* INFORMATION PROVIDED:
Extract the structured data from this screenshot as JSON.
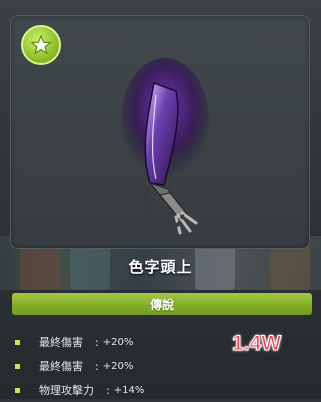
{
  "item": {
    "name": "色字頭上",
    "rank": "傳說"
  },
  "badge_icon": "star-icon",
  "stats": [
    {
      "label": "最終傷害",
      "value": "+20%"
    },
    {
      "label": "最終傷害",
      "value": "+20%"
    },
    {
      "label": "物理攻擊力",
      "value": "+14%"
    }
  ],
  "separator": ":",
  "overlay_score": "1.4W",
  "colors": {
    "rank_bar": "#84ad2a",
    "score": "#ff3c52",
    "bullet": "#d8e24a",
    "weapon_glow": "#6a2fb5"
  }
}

* TASK:
From the listing above, print every entry precisely and drop the pictures.

* EXERCISE RESULT:
Extract the structured data from this screenshot as JSON.
{
  "item": {
    "name": "色字頭上",
    "rank": "傳說"
  },
  "badge_icon": "star-icon",
  "stats": [
    {
      "label": "最終傷害",
      "value": "+20%"
    },
    {
      "label": "最終傷害",
      "value": "+20%"
    },
    {
      "label": "物理攻擊力",
      "value": "+14%"
    }
  ],
  "separator": ":",
  "overlay_score": "1.4W",
  "colors": {
    "rank_bar": "#84ad2a",
    "score": "#ff3c52",
    "bullet": "#d8e24a",
    "weapon_glow": "#6a2fb5"
  }
}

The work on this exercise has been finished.